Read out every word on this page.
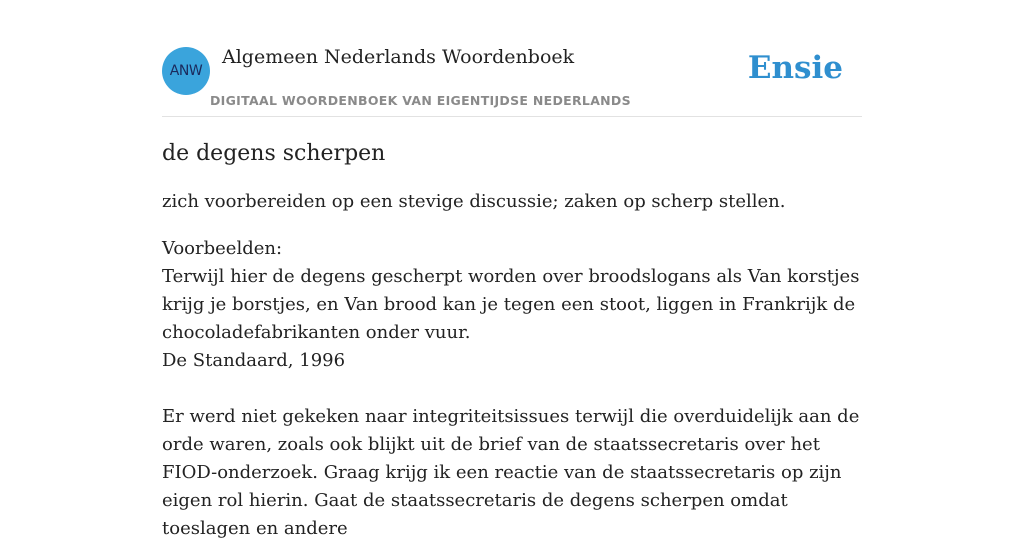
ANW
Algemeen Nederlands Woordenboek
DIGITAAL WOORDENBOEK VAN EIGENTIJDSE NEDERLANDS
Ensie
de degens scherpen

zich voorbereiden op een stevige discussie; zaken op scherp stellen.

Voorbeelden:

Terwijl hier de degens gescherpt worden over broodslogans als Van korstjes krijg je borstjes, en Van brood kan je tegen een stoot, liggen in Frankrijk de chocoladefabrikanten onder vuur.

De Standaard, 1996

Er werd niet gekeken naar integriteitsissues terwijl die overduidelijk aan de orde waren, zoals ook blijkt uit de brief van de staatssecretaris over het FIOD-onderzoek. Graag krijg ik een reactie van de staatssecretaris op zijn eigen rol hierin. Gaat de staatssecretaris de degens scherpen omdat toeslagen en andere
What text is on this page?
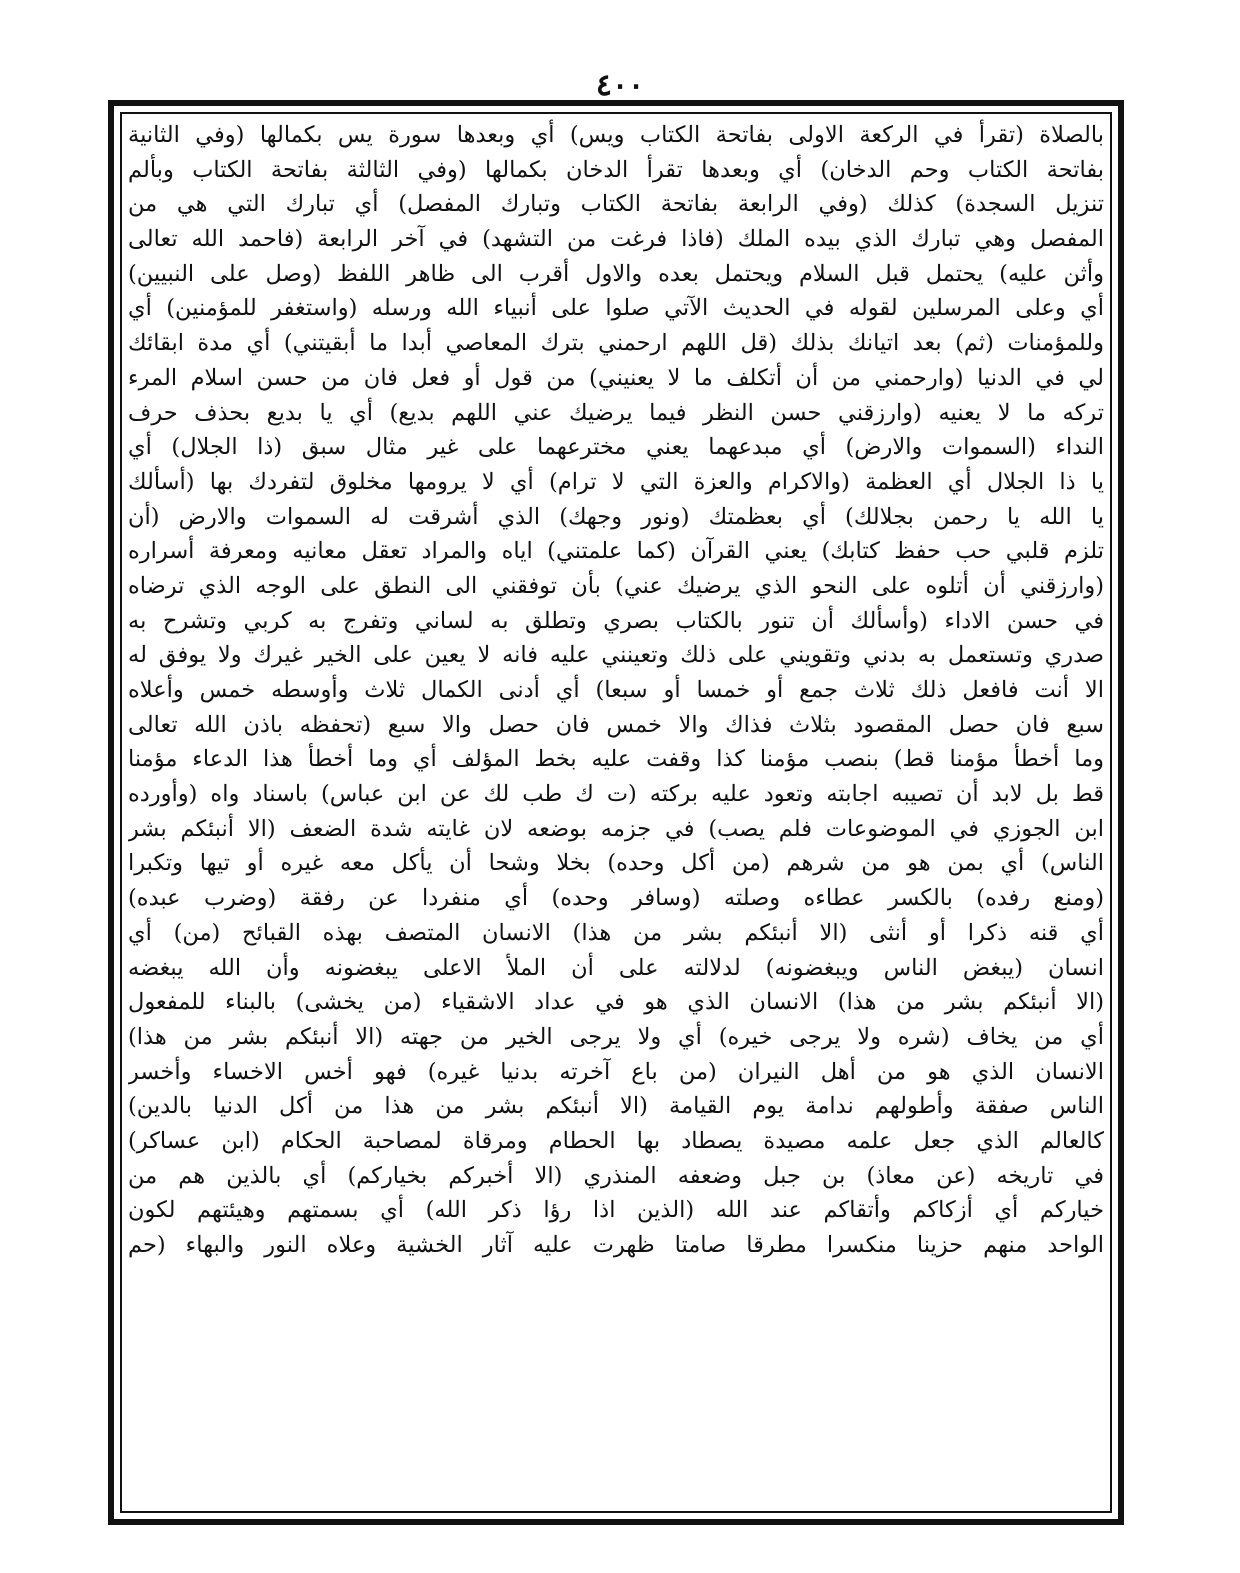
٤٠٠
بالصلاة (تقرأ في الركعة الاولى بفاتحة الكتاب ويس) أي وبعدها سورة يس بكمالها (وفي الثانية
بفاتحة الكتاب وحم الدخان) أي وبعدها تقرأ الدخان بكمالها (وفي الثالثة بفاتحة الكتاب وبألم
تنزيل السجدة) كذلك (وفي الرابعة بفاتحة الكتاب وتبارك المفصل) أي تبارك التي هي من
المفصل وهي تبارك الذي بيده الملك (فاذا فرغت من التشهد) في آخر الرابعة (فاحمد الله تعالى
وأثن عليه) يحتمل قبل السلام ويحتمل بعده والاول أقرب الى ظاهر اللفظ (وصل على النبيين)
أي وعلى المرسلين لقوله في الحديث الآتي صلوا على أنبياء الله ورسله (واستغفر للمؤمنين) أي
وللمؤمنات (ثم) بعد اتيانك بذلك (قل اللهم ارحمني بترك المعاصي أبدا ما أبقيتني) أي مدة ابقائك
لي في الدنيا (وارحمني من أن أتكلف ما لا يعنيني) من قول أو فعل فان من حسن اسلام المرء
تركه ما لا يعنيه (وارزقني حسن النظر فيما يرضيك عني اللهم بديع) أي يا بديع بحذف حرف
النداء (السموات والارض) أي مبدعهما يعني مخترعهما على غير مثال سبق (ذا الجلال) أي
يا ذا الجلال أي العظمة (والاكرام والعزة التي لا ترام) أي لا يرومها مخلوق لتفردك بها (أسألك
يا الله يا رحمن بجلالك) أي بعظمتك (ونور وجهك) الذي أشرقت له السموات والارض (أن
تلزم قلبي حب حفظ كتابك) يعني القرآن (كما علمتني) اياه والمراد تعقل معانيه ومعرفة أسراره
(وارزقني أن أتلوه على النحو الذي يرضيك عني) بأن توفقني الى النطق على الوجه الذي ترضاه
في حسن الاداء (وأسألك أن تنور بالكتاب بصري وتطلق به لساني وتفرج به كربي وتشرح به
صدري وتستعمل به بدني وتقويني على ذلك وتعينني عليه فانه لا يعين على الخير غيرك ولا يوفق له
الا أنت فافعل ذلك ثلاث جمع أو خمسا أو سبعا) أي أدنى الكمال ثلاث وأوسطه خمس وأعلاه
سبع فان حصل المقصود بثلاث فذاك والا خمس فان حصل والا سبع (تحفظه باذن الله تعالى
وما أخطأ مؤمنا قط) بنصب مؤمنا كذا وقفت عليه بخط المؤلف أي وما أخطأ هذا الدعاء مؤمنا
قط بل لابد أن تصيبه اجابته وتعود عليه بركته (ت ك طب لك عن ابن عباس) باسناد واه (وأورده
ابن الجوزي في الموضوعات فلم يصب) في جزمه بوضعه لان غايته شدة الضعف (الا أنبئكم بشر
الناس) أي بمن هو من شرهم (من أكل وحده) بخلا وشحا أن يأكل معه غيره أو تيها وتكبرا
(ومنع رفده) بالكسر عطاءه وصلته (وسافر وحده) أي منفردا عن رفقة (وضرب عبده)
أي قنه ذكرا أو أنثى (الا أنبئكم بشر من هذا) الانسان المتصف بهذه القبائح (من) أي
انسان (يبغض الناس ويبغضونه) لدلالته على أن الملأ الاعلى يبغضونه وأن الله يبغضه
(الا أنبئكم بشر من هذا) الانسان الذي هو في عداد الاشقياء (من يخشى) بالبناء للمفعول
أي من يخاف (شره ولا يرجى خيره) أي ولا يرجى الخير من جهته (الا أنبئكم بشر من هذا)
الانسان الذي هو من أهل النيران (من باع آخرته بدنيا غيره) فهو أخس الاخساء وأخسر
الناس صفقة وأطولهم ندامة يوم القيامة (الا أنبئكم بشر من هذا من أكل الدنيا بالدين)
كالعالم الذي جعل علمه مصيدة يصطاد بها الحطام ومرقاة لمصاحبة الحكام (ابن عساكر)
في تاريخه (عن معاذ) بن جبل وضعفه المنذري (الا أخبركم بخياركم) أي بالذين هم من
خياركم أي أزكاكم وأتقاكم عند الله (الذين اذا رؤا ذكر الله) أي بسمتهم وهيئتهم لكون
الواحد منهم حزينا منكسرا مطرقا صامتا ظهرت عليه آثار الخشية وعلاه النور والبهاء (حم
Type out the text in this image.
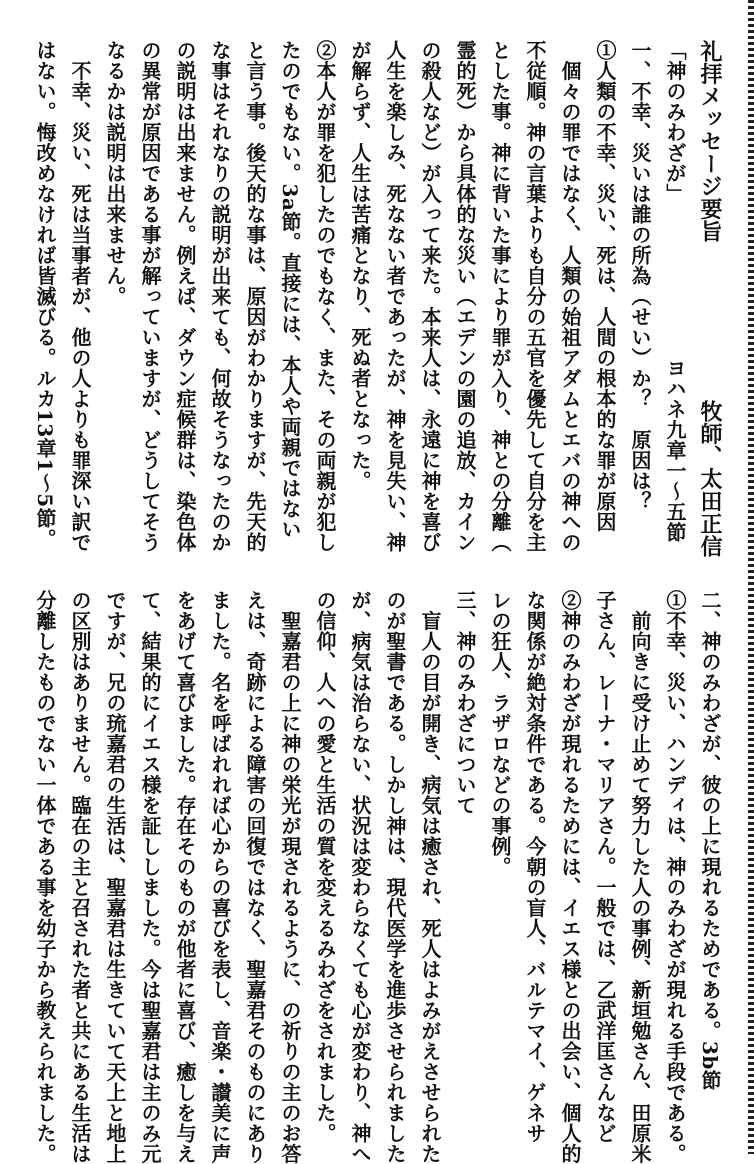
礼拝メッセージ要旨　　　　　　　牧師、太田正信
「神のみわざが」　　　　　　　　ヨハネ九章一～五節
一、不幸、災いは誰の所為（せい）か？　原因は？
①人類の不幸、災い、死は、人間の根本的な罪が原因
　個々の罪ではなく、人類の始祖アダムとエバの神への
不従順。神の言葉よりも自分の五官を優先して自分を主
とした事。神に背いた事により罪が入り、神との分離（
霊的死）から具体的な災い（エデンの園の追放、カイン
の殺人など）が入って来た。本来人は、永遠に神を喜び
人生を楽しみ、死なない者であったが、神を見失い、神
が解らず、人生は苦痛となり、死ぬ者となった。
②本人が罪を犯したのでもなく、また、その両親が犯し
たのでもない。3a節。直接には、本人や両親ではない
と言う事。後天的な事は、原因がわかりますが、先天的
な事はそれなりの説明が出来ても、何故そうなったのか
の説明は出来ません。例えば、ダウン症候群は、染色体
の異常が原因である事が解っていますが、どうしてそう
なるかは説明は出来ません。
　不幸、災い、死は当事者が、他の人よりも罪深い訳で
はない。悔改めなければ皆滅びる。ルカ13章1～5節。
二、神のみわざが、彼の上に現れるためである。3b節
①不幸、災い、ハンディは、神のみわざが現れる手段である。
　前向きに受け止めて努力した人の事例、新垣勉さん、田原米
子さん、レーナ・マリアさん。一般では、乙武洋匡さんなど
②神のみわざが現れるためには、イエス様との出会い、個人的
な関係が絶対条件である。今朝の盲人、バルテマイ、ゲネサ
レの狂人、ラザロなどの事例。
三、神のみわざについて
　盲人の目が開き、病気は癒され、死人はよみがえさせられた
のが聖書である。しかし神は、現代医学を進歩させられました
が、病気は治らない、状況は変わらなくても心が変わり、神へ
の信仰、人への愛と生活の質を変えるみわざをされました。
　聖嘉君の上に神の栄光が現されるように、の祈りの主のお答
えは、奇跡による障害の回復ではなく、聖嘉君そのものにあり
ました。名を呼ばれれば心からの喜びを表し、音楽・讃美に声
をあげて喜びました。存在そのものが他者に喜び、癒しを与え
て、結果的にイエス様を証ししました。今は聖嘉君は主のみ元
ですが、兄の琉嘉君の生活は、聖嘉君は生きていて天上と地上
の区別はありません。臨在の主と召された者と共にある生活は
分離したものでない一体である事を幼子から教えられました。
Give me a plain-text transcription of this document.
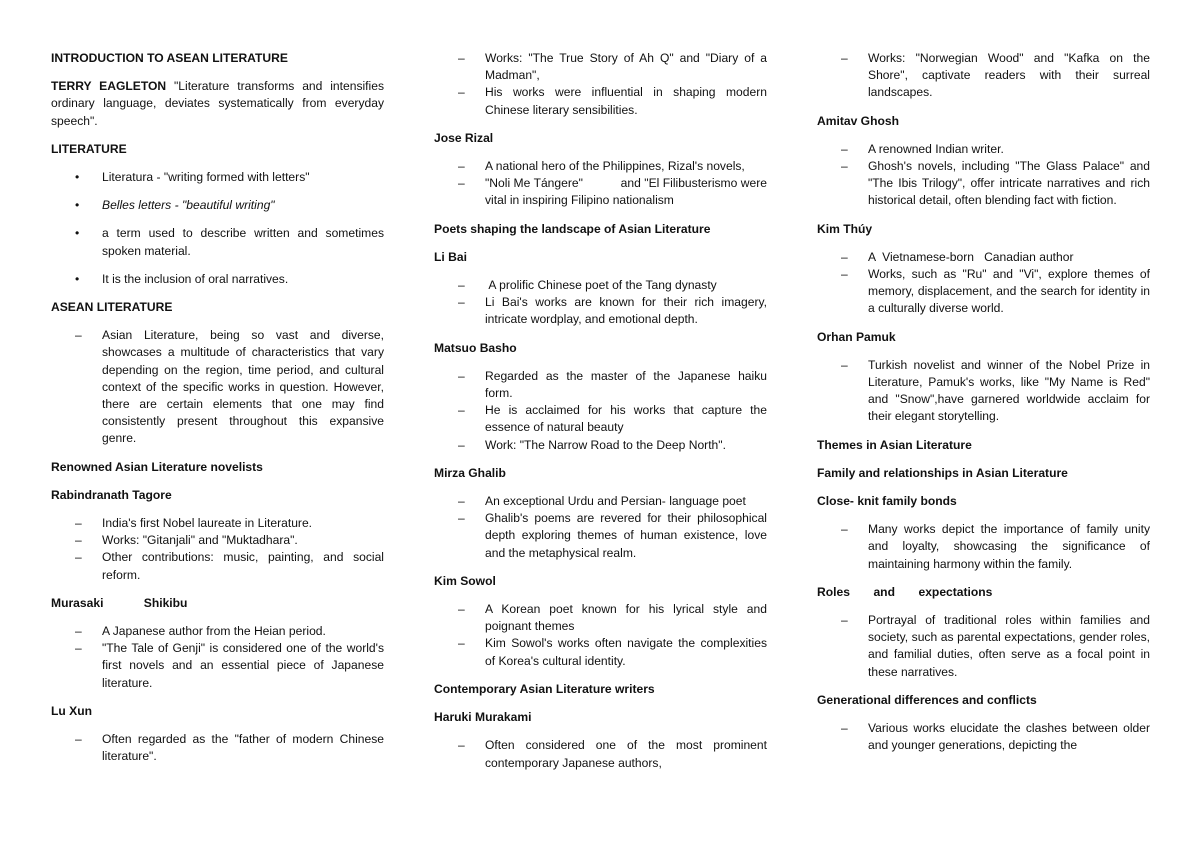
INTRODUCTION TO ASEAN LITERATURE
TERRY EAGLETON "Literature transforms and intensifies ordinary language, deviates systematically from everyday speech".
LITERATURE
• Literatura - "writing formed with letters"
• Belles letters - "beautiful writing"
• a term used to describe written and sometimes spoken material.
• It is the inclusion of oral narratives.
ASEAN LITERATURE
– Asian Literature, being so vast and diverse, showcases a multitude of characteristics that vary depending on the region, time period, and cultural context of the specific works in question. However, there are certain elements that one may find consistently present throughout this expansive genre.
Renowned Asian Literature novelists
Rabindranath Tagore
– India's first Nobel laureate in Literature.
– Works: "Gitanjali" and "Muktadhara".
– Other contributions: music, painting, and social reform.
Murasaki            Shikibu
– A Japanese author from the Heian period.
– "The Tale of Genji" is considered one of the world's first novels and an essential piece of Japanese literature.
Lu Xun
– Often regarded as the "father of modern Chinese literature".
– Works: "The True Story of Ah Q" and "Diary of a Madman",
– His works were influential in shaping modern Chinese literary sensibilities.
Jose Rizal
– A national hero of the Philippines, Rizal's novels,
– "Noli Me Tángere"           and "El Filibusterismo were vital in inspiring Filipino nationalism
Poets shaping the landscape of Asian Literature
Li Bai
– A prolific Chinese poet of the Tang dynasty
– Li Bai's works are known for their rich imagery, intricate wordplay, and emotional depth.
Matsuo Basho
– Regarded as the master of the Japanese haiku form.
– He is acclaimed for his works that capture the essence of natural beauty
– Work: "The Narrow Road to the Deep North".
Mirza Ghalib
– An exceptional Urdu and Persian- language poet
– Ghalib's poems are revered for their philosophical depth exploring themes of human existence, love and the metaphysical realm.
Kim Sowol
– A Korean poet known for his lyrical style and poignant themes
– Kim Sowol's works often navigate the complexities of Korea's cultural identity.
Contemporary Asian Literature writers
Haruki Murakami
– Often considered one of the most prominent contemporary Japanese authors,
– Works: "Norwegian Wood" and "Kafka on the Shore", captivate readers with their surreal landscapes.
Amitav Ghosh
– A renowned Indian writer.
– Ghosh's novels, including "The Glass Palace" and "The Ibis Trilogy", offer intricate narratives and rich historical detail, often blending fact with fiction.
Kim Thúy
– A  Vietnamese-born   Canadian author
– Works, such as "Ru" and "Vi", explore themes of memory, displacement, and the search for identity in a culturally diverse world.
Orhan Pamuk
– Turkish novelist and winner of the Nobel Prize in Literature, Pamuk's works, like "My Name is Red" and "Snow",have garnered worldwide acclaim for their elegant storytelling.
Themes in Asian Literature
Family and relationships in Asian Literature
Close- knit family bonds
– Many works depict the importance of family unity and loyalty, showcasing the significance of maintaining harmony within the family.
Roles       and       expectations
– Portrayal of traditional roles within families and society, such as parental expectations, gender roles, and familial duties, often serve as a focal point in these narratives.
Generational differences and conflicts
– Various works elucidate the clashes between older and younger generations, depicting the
******
> **Exercise objective**
Pick each line holding the word "such" out of the data and copy it.

> **The solution**
– Works, such as "Ru" and "Vi", explore themes of memory, displacement, and the search for identity in a culturally diverse world.
– Portrayal of traditional roles within families and society, such as parental expectations, gender roles, and familial duties, often serve as a focal point in these narratives.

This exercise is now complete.